Edit the material below so that every "Landcover" becomes "Land cover", leaving everything else unchanged.

— START —

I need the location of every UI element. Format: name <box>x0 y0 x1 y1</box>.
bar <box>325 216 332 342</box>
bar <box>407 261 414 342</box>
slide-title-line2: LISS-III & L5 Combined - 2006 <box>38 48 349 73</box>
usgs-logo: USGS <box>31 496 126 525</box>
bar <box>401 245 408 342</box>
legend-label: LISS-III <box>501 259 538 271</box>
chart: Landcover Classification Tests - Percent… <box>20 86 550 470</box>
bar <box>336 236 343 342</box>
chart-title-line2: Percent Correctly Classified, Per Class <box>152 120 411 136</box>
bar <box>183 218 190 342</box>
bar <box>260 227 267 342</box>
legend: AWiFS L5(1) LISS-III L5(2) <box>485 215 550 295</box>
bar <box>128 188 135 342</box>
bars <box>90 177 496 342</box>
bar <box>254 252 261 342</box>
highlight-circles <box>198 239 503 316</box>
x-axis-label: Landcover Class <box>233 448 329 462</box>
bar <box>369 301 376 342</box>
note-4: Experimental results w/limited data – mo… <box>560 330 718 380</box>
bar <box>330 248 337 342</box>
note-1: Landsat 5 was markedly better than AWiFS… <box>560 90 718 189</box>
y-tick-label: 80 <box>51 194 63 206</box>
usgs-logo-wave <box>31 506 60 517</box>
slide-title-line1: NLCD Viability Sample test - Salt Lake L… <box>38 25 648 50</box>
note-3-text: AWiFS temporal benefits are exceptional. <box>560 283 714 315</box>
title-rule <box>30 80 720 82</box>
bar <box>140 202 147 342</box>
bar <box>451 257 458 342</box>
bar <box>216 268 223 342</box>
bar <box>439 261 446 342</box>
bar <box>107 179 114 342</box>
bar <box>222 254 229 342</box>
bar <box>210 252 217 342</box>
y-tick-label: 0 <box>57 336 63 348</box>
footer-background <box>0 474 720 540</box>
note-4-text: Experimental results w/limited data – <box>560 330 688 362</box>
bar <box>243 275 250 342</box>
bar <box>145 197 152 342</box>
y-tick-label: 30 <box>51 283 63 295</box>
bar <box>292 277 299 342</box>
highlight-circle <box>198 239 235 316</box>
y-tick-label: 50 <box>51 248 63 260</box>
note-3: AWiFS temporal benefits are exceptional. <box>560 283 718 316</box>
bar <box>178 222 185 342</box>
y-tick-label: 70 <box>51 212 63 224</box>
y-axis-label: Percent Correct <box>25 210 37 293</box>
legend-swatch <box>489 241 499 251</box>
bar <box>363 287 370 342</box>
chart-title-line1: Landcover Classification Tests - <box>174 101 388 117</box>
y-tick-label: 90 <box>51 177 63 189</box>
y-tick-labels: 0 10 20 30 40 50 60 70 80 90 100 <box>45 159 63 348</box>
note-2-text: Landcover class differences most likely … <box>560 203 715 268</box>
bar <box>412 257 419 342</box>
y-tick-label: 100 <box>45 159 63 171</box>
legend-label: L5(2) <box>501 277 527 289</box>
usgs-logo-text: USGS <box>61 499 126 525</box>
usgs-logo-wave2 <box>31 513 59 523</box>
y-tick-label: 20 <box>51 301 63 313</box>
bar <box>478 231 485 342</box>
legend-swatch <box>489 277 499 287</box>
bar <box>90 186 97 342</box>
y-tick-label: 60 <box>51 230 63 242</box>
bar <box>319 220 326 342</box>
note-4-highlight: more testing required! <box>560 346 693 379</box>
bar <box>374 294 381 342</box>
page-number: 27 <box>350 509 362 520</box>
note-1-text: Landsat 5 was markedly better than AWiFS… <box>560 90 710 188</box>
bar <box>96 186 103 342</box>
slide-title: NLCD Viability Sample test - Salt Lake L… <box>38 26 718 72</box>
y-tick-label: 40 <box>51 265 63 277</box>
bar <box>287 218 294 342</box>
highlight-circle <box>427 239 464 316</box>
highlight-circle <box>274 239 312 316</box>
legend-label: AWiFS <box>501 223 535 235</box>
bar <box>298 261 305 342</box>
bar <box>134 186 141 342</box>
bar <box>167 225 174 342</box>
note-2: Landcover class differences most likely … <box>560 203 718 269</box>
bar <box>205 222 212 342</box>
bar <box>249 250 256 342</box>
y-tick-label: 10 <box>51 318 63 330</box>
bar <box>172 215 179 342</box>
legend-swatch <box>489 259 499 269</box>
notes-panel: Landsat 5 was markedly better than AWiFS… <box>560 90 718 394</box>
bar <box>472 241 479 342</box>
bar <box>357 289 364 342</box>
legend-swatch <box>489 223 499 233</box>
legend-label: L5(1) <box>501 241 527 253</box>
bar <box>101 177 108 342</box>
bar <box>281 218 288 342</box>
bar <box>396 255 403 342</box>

— END —

# Expected answer
I need the location of every UI element. Format: name <box>x0 y0 x1 y1</box>.
bar <box>325 216 332 342</box>
bar <box>407 261 414 342</box>
slide-title-line2: LISS-III & L5 Combined - 2006 <box>38 48 349 73</box>
usgs-logo: USGS <box>31 496 126 525</box>
bar <box>401 245 408 342</box>
legend-label: LISS-III <box>501 259 538 271</box>
chart: Land cover Classification Tests - Percent… <box>20 86 550 470</box>
bar <box>336 236 343 342</box>
chart-title-line2: Percent Correctly Classified, Per Class <box>152 120 411 136</box>
bar <box>183 218 190 342</box>
bar <box>260 227 267 342</box>
legend: AWiFS L5(1) LISS-III L5(2) <box>485 215 550 295</box>
bar <box>128 188 135 342</box>
bars <box>90 177 496 342</box>
bar <box>254 252 261 342</box>
highlight-circles <box>198 239 503 316</box>
x-axis-label: Land cover Class <box>233 448 329 462</box>
bar <box>369 301 376 342</box>
note-4: Experimental results w/limited data – mo… <box>560 330 718 380</box>
bar <box>330 248 337 342</box>
note-1: Landsat 5 was markedly better than AWiFS… <box>560 90 718 189</box>
y-tick-label: 80 <box>51 194 63 206</box>
usgs-logo-wave <box>31 506 60 517</box>
slide-title-line1: NLCD Viability Sample test - Salt Lake L… <box>38 25 648 50</box>
note-3-text: AWiFS temporal benefits are exceptional. <box>560 283 714 315</box>
title-rule <box>30 80 720 82</box>
bar <box>140 202 147 342</box>
bar <box>451 257 458 342</box>
bar <box>216 268 223 342</box>
bar <box>439 261 446 342</box>
bar <box>107 179 114 342</box>
bar <box>222 254 229 342</box>
bar <box>210 252 217 342</box>
y-tick-label: 0 <box>57 336 63 348</box>
footer-background <box>0 474 720 540</box>
note-4-text: Experimental results w/limited data – <box>560 330 688 362</box>
bar <box>243 275 250 342</box>
bar <box>145 197 152 342</box>
y-tick-label: 30 <box>51 283 63 295</box>
bar <box>292 277 299 342</box>
highlight-circle <box>198 239 235 316</box>
y-tick-label: 50 <box>51 248 63 260</box>
note-3: AWiFS temporal benefits are exceptional. <box>560 283 718 316</box>
bar <box>178 222 185 342</box>
y-tick-label: 70 <box>51 212 63 224</box>
y-axis-label: Percent Correct <box>25 210 37 293</box>
legend-swatch <box>489 241 499 251</box>
bar <box>363 287 370 342</box>
chart-title-line1: Land cover Classification Tests - <box>174 101 388 117</box>
y-tick-label: 90 <box>51 177 63 189</box>
y-tick-labels: 0 10 20 30 40 50 60 70 80 90 100 <box>45 159 63 348</box>
note-2-text: Land cover class differences most likely … <box>560 203 715 268</box>
bar <box>412 257 419 342</box>
y-tick-label: 100 <box>45 159 63 171</box>
legend-label: L5(2) <box>501 277 527 289</box>
usgs-logo-text: USGS <box>61 499 126 525</box>
usgs-logo-wave2 <box>31 513 59 523</box>
y-tick-label: 20 <box>51 301 63 313</box>
bar <box>478 231 485 342</box>
legend-swatch <box>489 277 499 287</box>
bar <box>90 186 97 342</box>
y-tick-label: 60 <box>51 230 63 242</box>
bar <box>319 220 326 342</box>
note-4-highlight: more testing required! <box>560 346 693 379</box>
bar <box>374 294 381 342</box>
page-number: 27 <box>350 509 362 520</box>
note-1-text: Landsat 5 was markedly better than AWiFS… <box>560 90 710 188</box>
bar <box>96 186 103 342</box>
slide-title: NLCD Viability Sample test - Salt Lake L… <box>38 26 718 72</box>
y-tick-label: 40 <box>51 265 63 277</box>
bar <box>287 218 294 342</box>
highlight-circle <box>427 239 464 316</box>
highlight-circle <box>274 239 312 316</box>
legend-label: AWiFS <box>501 223 535 235</box>
bar <box>298 261 305 342</box>
bar <box>134 186 141 342</box>
bar <box>167 225 174 342</box>
note-2: Land cover class differences most likely … <box>560 203 718 269</box>
bar <box>205 222 212 342</box>
bar <box>249 250 256 342</box>
y-tick-label: 10 <box>51 318 63 330</box>
bar <box>172 215 179 342</box>
legend-swatch <box>489 259 499 269</box>
notes-panel: Landsat 5 was markedly better than AWiFS… <box>560 90 718 394</box>
bar <box>472 241 479 342</box>
bar <box>357 289 364 342</box>
legend-swatch <box>489 223 499 233</box>
legend-label: L5(1) <box>501 241 527 253</box>
bar <box>101 177 108 342</box>
bar <box>281 218 288 342</box>
bar <box>396 255 403 342</box>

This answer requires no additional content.